====== EXCERTO DO TEXTO ======

Thursday, October 20, 2011

Bocados

Não sei o que aconteceu. Não sei quais foram as palavras que te fizeram acordar daquela realidade que não era mais nossa. Entendi apenas que tinha que soltar a âncora invisível que nos mantinha presos a um pedaço de terra verdejante, mas desprovido de quaisquer elementos de sobrevivência.

Então partiste, mas não entendi onde ancoraste. Sucumbi à ilusão quando acreditei que esta viagem era diferente, que não íamos mudar o que éramos. Que ias ser sempre tu e eu, no silêncio, no escuro. Que ia contigo e nos íamos deixar levar pela ondulação até encalharmos noutro bocado de terra deserto, onde pudéssemos cultivar e colher ao nosso tempo, à nossa maneira.

Doeu. Doeu quando anos depois passei pelo teu porto e as vagas impediram de aproximar-me. Na impossibilidade de atracar fiquei longe, à deriva. Vi os teus campos cultivados, as searas douradas, os jardins luxuriosos…Fiquei com inveja, confesso. Conseguiste crescer e soubeste singrar sem mim. Não foi tão difícil como um dia disseste que seria.

Dou por mim a ter medo que fique sempre um bocadinho de mim à espera de um bocadinho de ti. Acho que foi por isso que continuei à deriva sem saber o que fazer para me aproximar do teu bocado de terra, de ti. E estava a ficar fraca e sem qualquer orientação. Sabia apenas onde era o Este porque era onde estavas. Não sabia quanto mais ia aguentar o grito dentro de mim, quanto mais tempo ia aguentar ficar ali, à espera...

Anos depois um dos teus filhos brincava na praia e trouxe-te uma garrafa que encontrara .
- Pai, tem qualquer coisa lá dentro! Parece uma mensagem, será de um pirata?
Enquanto sorrias, as tuas mãos agora rugosas e com mais calos do que quando seguravas as minhas, abriam a garrafa e a criança pulava de alegria. Desenrolaste o papel envelhecido pelo tempo e pelo sol, e encontraste uma letra que nem sei se reconheceste. Após alguns segundos, leste a mensagem em silêncio:



- Não é de um pirata, mas sim de um corsário. Há uma diferença, sabias? – Explicaste-lhe momentos depois, enquanto se afastavam da praia e punhas o papel no bolso das calças, até encontrares o primeiro caixote do lixo, para onde o atiraste.

Não sei se soubeste que era eu. Mesmo daqui de cima às vezes não se consegue perceber o coração das pessoas.

======

### [TAREFAS]
- 1) Responda às perguntas sobre o excerto:
(a) Que ponto cardeal se sabia onde ficava, e porquê?
(b) Quem encontrou a garrafa e onde?
(c) O que fez o pai ao papel depois de ler a mensagem?
- 2) Reproduza do excerto o trecho que vai de "Anos depois um" até "coração das pessoas.".

====== DADOS FORNECIDOS ======

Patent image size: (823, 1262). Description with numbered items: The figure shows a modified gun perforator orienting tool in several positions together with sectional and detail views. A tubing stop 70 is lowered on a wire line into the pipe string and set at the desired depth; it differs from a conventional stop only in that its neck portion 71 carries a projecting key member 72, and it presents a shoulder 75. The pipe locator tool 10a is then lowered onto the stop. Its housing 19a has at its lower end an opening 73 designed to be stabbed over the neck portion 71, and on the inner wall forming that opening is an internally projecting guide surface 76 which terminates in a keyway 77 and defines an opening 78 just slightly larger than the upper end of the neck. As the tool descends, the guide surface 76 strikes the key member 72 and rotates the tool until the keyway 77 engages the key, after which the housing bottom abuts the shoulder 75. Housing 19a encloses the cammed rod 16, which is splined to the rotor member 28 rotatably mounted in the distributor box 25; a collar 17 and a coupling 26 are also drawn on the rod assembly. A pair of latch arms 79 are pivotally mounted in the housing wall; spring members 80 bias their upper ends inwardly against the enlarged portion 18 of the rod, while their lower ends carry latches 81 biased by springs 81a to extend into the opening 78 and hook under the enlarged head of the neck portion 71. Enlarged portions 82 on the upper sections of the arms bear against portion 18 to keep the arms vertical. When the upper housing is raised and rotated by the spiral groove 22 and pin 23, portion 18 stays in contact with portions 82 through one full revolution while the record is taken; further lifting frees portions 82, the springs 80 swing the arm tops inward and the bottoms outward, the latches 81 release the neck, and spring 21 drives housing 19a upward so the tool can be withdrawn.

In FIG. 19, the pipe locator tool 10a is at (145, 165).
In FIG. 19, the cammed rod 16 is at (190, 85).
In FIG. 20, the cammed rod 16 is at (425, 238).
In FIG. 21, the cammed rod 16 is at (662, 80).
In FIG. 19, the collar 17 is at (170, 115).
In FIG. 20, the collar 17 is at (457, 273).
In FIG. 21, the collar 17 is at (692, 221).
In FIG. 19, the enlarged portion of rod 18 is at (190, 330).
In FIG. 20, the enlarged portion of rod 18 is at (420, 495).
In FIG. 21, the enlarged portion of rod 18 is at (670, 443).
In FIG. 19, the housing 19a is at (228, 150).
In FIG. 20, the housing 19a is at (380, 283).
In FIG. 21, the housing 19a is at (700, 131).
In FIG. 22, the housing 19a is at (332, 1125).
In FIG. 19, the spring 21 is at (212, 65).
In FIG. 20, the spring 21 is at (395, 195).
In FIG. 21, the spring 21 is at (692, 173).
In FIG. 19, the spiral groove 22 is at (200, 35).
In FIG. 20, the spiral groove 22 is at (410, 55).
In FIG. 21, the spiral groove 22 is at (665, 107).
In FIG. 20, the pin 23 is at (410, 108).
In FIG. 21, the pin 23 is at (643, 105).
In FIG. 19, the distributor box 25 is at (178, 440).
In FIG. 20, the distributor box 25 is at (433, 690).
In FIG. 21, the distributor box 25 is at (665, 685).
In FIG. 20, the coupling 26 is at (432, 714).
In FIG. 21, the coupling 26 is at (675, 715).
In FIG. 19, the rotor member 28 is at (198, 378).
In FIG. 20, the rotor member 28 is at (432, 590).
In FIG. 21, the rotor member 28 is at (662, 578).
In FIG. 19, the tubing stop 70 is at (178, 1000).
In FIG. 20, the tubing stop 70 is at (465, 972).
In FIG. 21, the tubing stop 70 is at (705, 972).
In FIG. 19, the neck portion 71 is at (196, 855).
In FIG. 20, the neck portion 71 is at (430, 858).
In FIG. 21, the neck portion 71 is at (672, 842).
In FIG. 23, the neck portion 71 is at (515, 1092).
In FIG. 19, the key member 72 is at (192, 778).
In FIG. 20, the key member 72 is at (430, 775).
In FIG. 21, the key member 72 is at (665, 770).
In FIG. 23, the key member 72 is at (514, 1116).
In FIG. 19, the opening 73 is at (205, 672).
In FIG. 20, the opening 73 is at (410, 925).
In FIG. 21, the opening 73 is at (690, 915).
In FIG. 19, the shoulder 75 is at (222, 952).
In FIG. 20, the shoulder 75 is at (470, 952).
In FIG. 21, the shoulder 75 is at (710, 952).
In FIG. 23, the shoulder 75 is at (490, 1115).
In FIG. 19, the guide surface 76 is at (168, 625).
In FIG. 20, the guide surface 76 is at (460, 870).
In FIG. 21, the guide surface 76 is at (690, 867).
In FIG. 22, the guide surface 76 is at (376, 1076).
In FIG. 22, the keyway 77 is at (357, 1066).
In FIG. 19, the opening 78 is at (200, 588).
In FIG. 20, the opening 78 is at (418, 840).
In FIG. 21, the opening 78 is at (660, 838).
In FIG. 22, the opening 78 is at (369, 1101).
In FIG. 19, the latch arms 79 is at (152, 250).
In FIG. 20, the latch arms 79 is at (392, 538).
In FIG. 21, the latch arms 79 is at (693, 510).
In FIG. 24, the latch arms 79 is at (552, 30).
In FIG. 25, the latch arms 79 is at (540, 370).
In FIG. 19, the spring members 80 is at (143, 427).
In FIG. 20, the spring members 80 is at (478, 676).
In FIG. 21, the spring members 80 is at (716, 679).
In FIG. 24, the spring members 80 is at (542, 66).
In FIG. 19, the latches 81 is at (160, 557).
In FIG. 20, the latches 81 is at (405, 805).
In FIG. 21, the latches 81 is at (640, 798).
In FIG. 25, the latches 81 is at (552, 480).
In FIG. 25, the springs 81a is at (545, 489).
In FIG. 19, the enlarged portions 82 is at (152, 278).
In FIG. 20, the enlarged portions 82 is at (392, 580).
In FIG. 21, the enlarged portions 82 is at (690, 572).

======

### [RESOLUÇÕES]
- 1)
(a) O Este, porque era onde estavas.
(b) Um dos filhos, que brincava na praia.
(c) Pô-lo no bolso das calças e, ao encontrar o primeiro caixote do lixo, atirou-o para lá.

- 2)
Anos depois um dos teus filhos brincava na praia e trouxe-te uma garrafa que encontrara .
- Pai, tem qualquer coisa lá dentro! Parece uma mensagem, será de um pirata?
Enquanto sorrias, as tuas mãos agora rugosas e com mais calos do que quando seguravas as minhas, abriam a garrafa e a criança pulava de alegria. Desenrolaste o papel envelhecido pelo tempo e pelo sol, e encontraste uma letra que nem sei se reconheceste. Após alguns segundos, leste a mensagem em silêncio:



- Não é de um pirata, mas sim de um corsário. Há uma diferença, sabias? – Explicaste-lhe momentos depois, enquanto se afastavam da praia e punhas o papel no bolso das calças, até encontrares o primeiro caixote do lixo, para onde o atiraste.

Não sei se soubeste que era eu. Mesmo daqui de cima às vezes não se consegue perceber o coração das pessoas.